TO BE DONE:
Retype the material in full, keeping every word the same.

[Items from a figure collection]
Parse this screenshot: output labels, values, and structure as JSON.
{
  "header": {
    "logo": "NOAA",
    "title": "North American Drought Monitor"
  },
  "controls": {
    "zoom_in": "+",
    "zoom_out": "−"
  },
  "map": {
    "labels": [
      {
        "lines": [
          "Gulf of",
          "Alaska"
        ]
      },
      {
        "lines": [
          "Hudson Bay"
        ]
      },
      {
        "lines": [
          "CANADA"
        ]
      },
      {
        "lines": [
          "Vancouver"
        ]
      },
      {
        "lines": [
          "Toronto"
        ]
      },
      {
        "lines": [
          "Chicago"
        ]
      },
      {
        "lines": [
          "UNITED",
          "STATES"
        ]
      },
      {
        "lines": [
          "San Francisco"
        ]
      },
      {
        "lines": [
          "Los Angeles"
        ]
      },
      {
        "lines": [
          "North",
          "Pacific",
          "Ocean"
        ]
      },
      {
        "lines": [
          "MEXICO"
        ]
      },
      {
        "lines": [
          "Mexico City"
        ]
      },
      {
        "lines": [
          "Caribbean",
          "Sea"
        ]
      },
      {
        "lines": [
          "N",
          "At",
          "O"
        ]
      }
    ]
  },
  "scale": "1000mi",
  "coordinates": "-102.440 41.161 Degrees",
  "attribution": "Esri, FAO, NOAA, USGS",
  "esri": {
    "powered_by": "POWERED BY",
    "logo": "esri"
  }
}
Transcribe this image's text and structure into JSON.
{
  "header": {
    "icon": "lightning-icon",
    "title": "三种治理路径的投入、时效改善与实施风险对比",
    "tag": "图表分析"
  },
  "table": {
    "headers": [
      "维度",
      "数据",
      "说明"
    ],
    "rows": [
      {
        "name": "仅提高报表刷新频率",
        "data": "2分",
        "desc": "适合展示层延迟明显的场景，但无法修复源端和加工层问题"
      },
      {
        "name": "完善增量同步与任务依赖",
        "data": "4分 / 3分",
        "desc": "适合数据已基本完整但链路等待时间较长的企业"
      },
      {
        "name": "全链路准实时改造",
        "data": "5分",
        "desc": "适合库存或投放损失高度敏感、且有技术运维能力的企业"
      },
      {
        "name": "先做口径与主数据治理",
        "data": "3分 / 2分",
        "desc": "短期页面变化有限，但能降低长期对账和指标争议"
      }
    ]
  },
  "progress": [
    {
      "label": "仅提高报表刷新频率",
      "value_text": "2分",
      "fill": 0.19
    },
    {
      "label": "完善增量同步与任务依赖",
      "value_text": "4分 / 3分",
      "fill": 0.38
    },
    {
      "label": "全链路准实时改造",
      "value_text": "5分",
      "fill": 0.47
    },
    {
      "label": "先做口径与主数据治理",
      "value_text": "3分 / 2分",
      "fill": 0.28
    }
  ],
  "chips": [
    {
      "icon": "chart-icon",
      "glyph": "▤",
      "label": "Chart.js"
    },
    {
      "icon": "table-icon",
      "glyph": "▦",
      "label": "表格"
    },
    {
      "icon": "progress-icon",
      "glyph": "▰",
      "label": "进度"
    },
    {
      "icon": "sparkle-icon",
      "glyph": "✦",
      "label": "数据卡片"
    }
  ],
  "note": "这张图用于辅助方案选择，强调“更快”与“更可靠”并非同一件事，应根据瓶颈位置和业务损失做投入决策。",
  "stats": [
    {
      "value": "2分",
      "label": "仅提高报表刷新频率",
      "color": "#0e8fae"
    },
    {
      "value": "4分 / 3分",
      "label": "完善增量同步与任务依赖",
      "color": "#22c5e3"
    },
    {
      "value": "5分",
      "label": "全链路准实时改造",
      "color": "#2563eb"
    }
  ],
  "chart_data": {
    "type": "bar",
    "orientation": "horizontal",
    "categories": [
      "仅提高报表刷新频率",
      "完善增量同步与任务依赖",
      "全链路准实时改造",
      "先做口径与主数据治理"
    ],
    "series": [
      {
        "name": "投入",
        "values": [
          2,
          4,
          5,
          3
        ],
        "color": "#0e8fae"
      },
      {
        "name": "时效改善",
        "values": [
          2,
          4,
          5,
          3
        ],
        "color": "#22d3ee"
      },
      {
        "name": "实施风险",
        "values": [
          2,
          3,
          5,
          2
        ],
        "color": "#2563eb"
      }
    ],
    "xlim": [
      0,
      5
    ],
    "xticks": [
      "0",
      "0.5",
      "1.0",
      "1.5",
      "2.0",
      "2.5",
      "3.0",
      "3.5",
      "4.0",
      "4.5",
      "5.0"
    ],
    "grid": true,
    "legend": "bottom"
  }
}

EXERCISE SOLUTION:
Parse this screenshot: output labels, values, and structure as JSON.
{
  "header": {
    "logo": "NOAA",
    "title": "North American Drought Monitor"
  },
  "controls": {
    "zoom_in": "+",
    "zoom_out": "−"
  },
  "map": {
    "labels": [
      {
        "lines": [
          "Gulf of",
          "Alaska"
        ]
      },
      {
        "lines": [
          "Hudson Bay"
        ]
      },
      {
        "lines": [
          "CANADA"
        ]
      },
      {
        "lines": [
          "Vancouver"
        ]
      },
      {
        "lines": [
          "Toronto"
        ]
      },
      {
        "lines": [
          "Chicago"
        ]
      },
      {
        "lines": [
          "UNITED",
          "STATES"
        ]
      },
      {
        "lines": [
          "San Francisco"
        ]
      },
      {
        "lines": [
          "Los Angeles"
        ]
      },
      {
        "lines": [
          "North",
          "Pacific",
          "Ocean"
        ]
      },
      {
        "lines": [
          "MEXICO"
        ]
      },
      {
        "lines": [
          "Mexico City"
        ]
      },
      {
        "lines": [
          "Caribbean",
          "Sea"
        ]
      },
      {
        "lines": [
          "N",
          "At",
          "O"
        ]
      }
    ]
  },
  "scale": "1000mi",
  "coordinates": "-102.440 41.161 Degrees",
  "attribution": "Esri, FAO, NOAA, USGS",
  "esri": {
    "powered_by": "POWERED BY",
    "logo": "esri"
  }
}
Transcribe this image's text and structure into JSON.
{
  "header": {
    "icon": "lightning-icon",
    "title": "三种治理路径的投入、时效改善与实施风险对比",
    "tag": "图表分析"
  },
  "table": {
    "headers": [
      "维度",
      "数据",
      "说明"
    ],
    "rows": [
      {
        "name": "仅提高报表刷新频率",
        "data": "2分",
        "desc": "适合展示层延迟明显的场景，但无法修复源端和加工层问题"
      },
      {
        "name": "完善增量同步与任务依赖",
        "data": "4分 / 3分",
        "desc": "适合数据已基本完整但链路等待时间较长的企业"
      },
      {
        "name": "全链路准实时改造",
        "data": "5分",
        "desc": "适合库存或投放损失高度敏感、且有技术运维能力的企业"
      },
      {
        "name": "先做口径与主数据治理",
        "data": "3分 / 2分",
        "desc": "短期页面变化有限，但能降低长期对账和指标争议"
      }
    ]
  },
  "progress": [
    {
      "label": "仅提高报表刷新频率",
      "value_text": "2分",
      "fill": 0.19
    },
    {
      "label": "完善增量同步与任务依赖",
      "value_text": "4分 / 3分",
      "fill": 0.38
    },
    {
      "label": "全链路准实时改造",
      "value_text": "5分",
      "fill": 0.47
    },
    {
      "label": "先做口径与主数据治理",
      "value_text": "3分 / 2分",
      "fill": 0.28
    }
  ],
  "chips": [
    {
      "icon": "chart-icon",
      "glyph": "▤",
      "label": "Chart.js"
    },
    {
      "icon": "table-icon",
      "glyph": "▦",
      "label": "表格"
    },
    {
      "icon": "progress-icon",
      "glyph": "▰",
      "label": "进度"
    },
    {
      "icon": "sparkle-icon",
      "glyph": "✦",
      "label": "数据卡片"
    }
  ],
  "note": "这张图用于辅助方案选择，强调“更快”与“更可靠”并非同一件事，应根据瓶颈位置和业务损失做投入决策。",
  "stats": [
    {
      "value": "2分",
      "label": "仅提高报表刷新频率",
      "color": "#0e8fae"
    },
    {
      "value": "4分 / 3分",
      "label": "完善增量同步与任务依赖",
      "color": "#22c5e3"
    },
    {
      "value": "5分",
      "label": "全链路准实时改造",
      "color": "#2563eb"
    }
  ],
  "chart_data": {
    "type": "bar",
    "orientation": "horizontal",
    "categories": [
      "仅提高报表刷新频率",
      "完善增量同步与任务依赖",
      "全链路准实时改造",
      "先做口径与主数据治理"
    ],
    "series": [
      {
        "name": "投入",
        "values": [
          2,
          4,
          5,
          3
        ],
        "color": "#0e8fae"
      },
      {
        "name": "时效改善",
        "values": [
          2,
          4,
          5,
          3
        ],
        "color": "#22d3ee"
      },
      {
        "name": "实施风险",
        "values": [
          2,
          3,
          5,
          2
        ],
        "color": "#2563eb"
      }
    ],
    "xlim": [
      0,
      5
    ],
    "xticks": [
      "0",
      "0.5",
      "1.0",
      "1.5",
      "2.0",
      "2.5",
      "3.0",
      "3.5",
      "4.0",
      "4.5",
      "5.0"
    ],
    "grid": true,
    "legend": "bottom"
  }
}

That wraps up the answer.